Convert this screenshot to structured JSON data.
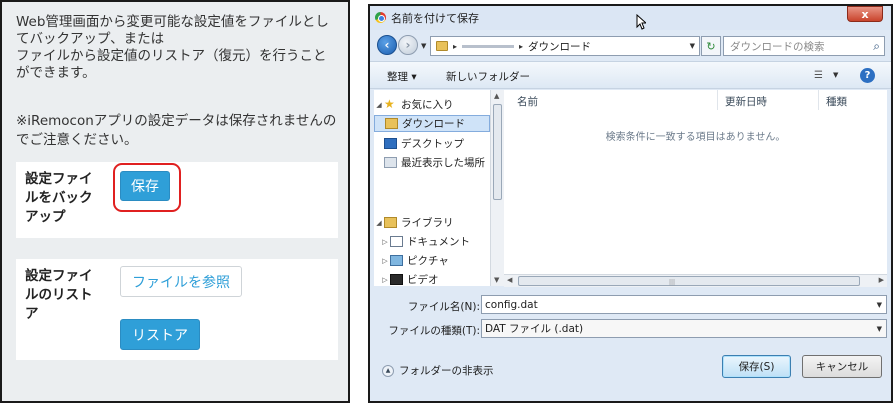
{
  "web_page": {
    "intro_lines": [
      "Web管理画面から変更可能な設定値をファイルとし",
      "てバックアップ、または",
      "ファイルから設定値のリストア（復元）を行うこと",
      "ができます。"
    ],
    "note_lines": [
      "※iRemoconアプリの設定データは保存されませんの",
      "でご注意ください。"
    ],
    "backup_card": {
      "label_lines": [
        "設定ファイ",
        "ルをバック",
        "アップ"
      ],
      "save_button": "保存"
    },
    "restore_card": {
      "label_lines": [
        "設定ファイ",
        "ルのリスト",
        "ア"
      ],
      "browse_button": "ファイルを参照",
      "restore_button": "リストア"
    },
    "colors": {
      "accent": "#2f9fd8",
      "highlight_ring": "#e02020",
      "page_bg": "#ebeef0"
    }
  },
  "dialog": {
    "title": "名前を付けて保存",
    "close_symbol": "x",
    "address": {
      "separator": "▸",
      "current_folder": "ダウンロード"
    },
    "search_placeholder": "ダウンロードの検索",
    "toolbar": {
      "organize": "整理 ▾",
      "new_folder": "新しいフォルダー"
    },
    "nav_tree": [
      {
        "label": "お気に入り",
        "icon": "star-icon",
        "expanded": true
      },
      {
        "label": "ダウンロード",
        "icon": "downloads-folder-icon",
        "selected": true
      },
      {
        "label": "デスクトップ",
        "icon": "desktop-icon"
      },
      {
        "label": "最近表示した場所",
        "icon": "recent-places-icon"
      },
      {
        "label": "ライブラリ",
        "icon": "library-icon",
        "expanded": true
      },
      {
        "label": "ドキュメント",
        "icon": "documents-icon"
      },
      {
        "label": "ピクチャ",
        "icon": "pictures-icon"
      },
      {
        "label": "ビデオ",
        "icon": "videos-icon"
      }
    ],
    "columns": {
      "name": "名前",
      "date": "更新日時",
      "type": "種類"
    },
    "empty_message": "検索条件に一致する項目はありません。",
    "file_name_label": "ファイル名(N):",
    "file_name_value": "config.dat",
    "file_type_label": "ファイルの種類(T):",
    "file_type_value": "DAT ファイル (.dat)",
    "hide_folders": "フォルダーの非表示",
    "save_button": "保存(S)",
    "cancel_button": "キャンセル"
  }
}
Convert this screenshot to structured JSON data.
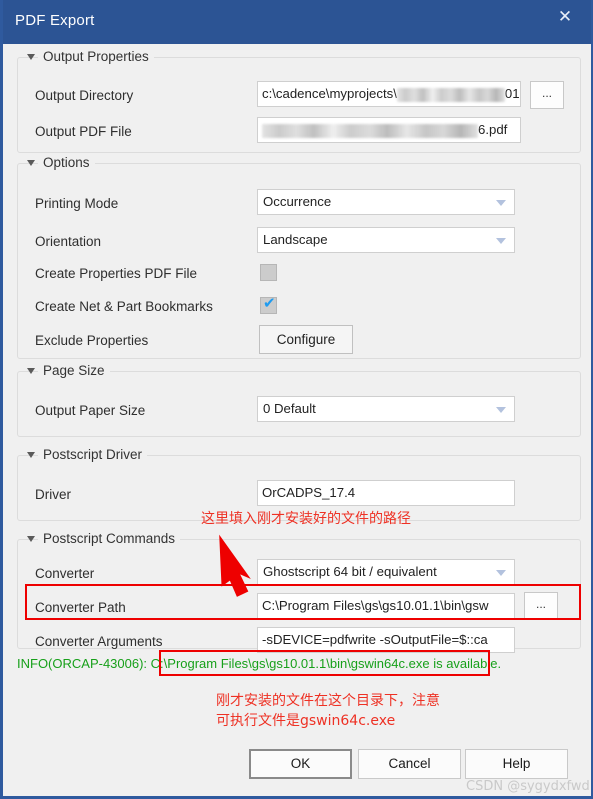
{
  "window": {
    "title": "PDF Export",
    "close_icon": "close-icon",
    "titlebar_color": "#2c5494",
    "accent_border_color": "#2f5a9e"
  },
  "groups": {
    "output_properties": {
      "title": "Output Properties",
      "fields": {
        "output_directory": {
          "label": "Output Directory",
          "value_prefix": "c:\\cadence\\myprojects\\",
          "value_suffix": "01",
          "redacted": true,
          "browse_label": "..."
        },
        "output_pdf_file": {
          "label": "Output PDF File",
          "value_prefix": "",
          "value_suffix": "6.pdf",
          "redacted": true
        }
      }
    },
    "options": {
      "title": "Options",
      "fields": {
        "printing_mode": {
          "label": "Printing Mode",
          "value": "Occurrence"
        },
        "orientation": {
          "label": "Orientation",
          "value": "Landscape"
        },
        "create_properties_pdf": {
          "label": "Create Properties PDF File",
          "checked": false
        },
        "create_bookmarks": {
          "label": "Create Net & Part Bookmarks",
          "checked": true,
          "check_glyph": "✔"
        },
        "exclude_properties": {
          "label": "Exclude Properties",
          "button_label": "Configure"
        }
      }
    },
    "page_size": {
      "title": "Page Size",
      "fields": {
        "output_paper_size": {
          "label": "Output Paper Size",
          "value": "0 Default"
        }
      }
    },
    "postscript_driver": {
      "title": "Postscript Driver",
      "fields": {
        "driver": {
          "label": "Driver",
          "value": "OrCADPS_17.4"
        }
      }
    },
    "postscript_commands": {
      "title": "Postscript Commands",
      "fields": {
        "converter": {
          "label": "Converter",
          "value": "Ghostscript 64 bit / equivalent"
        },
        "converter_path": {
          "label": "Converter Path",
          "value": "C:\\Program Files\\gs\\gs10.01.1\\bin\\gsw",
          "browse_label": "..."
        },
        "converter_arguments": {
          "label": "Converter Arguments",
          "value": "-sDEVICE=pdfwrite -sOutputFile=$::ca"
        }
      }
    }
  },
  "info": {
    "prefix": "INFO(ORCAP-43006): ",
    "path": "C:\\Program Files\\gs\\gs10.01.1\\bin\\gswin64c.exe",
    "suffix": " is available.",
    "color": "#17a01a"
  },
  "buttons": {
    "ok": "OK",
    "cancel": "Cancel",
    "help": "Help"
  },
  "annotations": {
    "color": "#ee3124",
    "box_color": "#ee0000",
    "top_note": "这里填入刚才安装好的文件的路径",
    "bottom_note_line1": "刚才安装的文件在这个目录下，注意",
    "bottom_note_line2": "可执行文件是gswin64c.exe"
  },
  "watermark": "CSDN @sygydxfwd"
}
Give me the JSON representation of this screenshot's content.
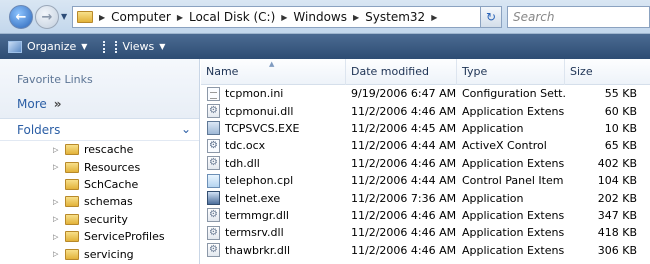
{
  "address": {
    "crumbs": [
      "Computer",
      "Local Disk (C:)",
      "Windows",
      "System32"
    ],
    "search_placeholder": "Search"
  },
  "toolbar": {
    "organize_label": "Organize",
    "views_label": "Views"
  },
  "nav": {
    "favorite_links_title": "Favorite Links",
    "more_label": "More",
    "folders_title": "Folders",
    "folders": [
      "rescache",
      "Resources",
      "SchCache",
      "schemas",
      "security",
      "ServiceProfiles",
      "servicing"
    ]
  },
  "columns": {
    "name": "Name",
    "date": "Date modified",
    "type": "Type",
    "size": "Size"
  },
  "files": [
    {
      "icon": "ini-file-icon",
      "name": "tcpmon.ini",
      "date": "9/19/2006 6:47 AM",
      "type": "Configuration Sett...",
      "size": "55 KB"
    },
    {
      "icon": "dll-file-icon",
      "name": "tcpmonui.dll",
      "date": "11/2/2006 4:46 AM",
      "type": "Application Extens...",
      "size": "60 KB"
    },
    {
      "icon": "exe-file-icon",
      "name": "TCPSVCS.EXE",
      "date": "11/2/2006 4:45 AM",
      "type": "Application",
      "size": "10 KB"
    },
    {
      "icon": "ocx-file-icon",
      "name": "tdc.ocx",
      "date": "11/2/2006 4:44 AM",
      "type": "ActiveX Control",
      "size": "65 KB"
    },
    {
      "icon": "dll-file-icon",
      "name": "tdh.dll",
      "date": "11/2/2006 4:46 AM",
      "type": "Application Extens...",
      "size": "402 KB"
    },
    {
      "icon": "cpl-file-icon",
      "name": "telephon.cpl",
      "date": "11/2/2006 4:44 AM",
      "type": "Control Panel Item",
      "size": "104 KB"
    },
    {
      "icon": "telnet-exe-icon",
      "name": "telnet.exe",
      "date": "11/2/2006 7:36 AM",
      "type": "Application",
      "size": "202 KB"
    },
    {
      "icon": "dll-file-icon",
      "name": "termmgr.dll",
      "date": "11/2/2006 4:46 AM",
      "type": "Application Extens...",
      "size": "347 KB"
    },
    {
      "icon": "dll-file-icon",
      "name": "termsrv.dll",
      "date": "11/2/2006 4:46 AM",
      "type": "Application Extens...",
      "size": "418 KB"
    },
    {
      "icon": "dll-file-icon",
      "name": "thawbrkr.dll",
      "date": "11/2/2006 4:46 AM",
      "type": "Application Extens...",
      "size": "306 KB"
    }
  ]
}
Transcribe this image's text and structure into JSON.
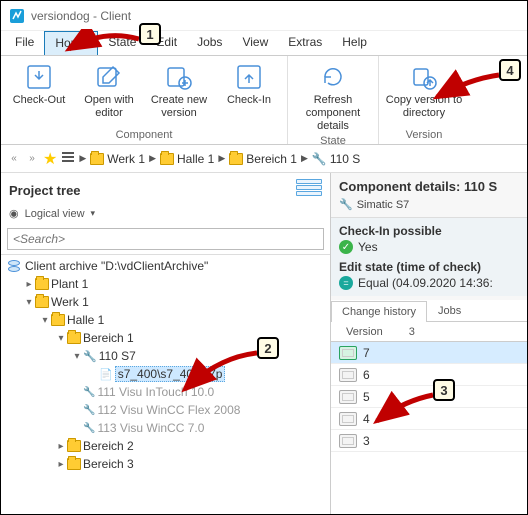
{
  "window": {
    "title": "versiondog - Client"
  },
  "menu": {
    "file": "File",
    "home": "Home",
    "state": "State",
    "edit": "Edit",
    "jobs": "Jobs",
    "view": "View",
    "extras": "Extras",
    "help": "Help"
  },
  "ribbon": {
    "component_group": "Component",
    "state_group": "State",
    "version_group": "Version",
    "check_out": "Check-Out",
    "open_editor": "Open with editor",
    "create_version": "Create new version",
    "check_in": "Check-In",
    "refresh_details": "Refresh component details",
    "copy_version": "Copy version to directory"
  },
  "breadcrumb": {
    "werk": "Werk 1",
    "halle": "Halle 1",
    "bereich": "Bereich 1",
    "device": "110 S"
  },
  "left": {
    "title": "Project tree",
    "view_mode": "Logical view",
    "search_placeholder": "<Search>",
    "archive_label": "Client archive \"D:\\vdClientArchive\"",
    "plant1": "Plant 1",
    "werk1": "Werk 1",
    "halle1": "Halle 1",
    "bereich1": "Bereich 1",
    "dev110": "110 S7",
    "dev110_file": "s7_400\\s7_400.s7p",
    "dev111": "111 Visu InTouch 10.0",
    "dev112": "112 Visu WinCC Flex 2008",
    "dev113": "113 Visu WinCC 7.0",
    "bereich2": "Bereich 2",
    "bereich3": "Bereich 3"
  },
  "right": {
    "title": "Component details: 110 S",
    "type": "Simatic S7",
    "checkin_label": "Check-In possible",
    "checkin_value": "Yes",
    "editstate_label": "Edit state (time of check)",
    "editstate_value": "Equal (04.09.2020 14:36:",
    "tab_change": "Change history",
    "tab_jobs": "Jobs",
    "subtab_version": "Version",
    "col_3": "3",
    "versions": [
      "7",
      "6",
      "5",
      "4",
      "3"
    ]
  },
  "callouts": {
    "c1": "1",
    "c2": "2",
    "c3": "3",
    "c4": "4"
  }
}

§

_Direction_. Go through the records and gather the lines that hold "telnet".

_The result_.
      "icon": "telnet-exe-icon",
      "name": "telnet.exe",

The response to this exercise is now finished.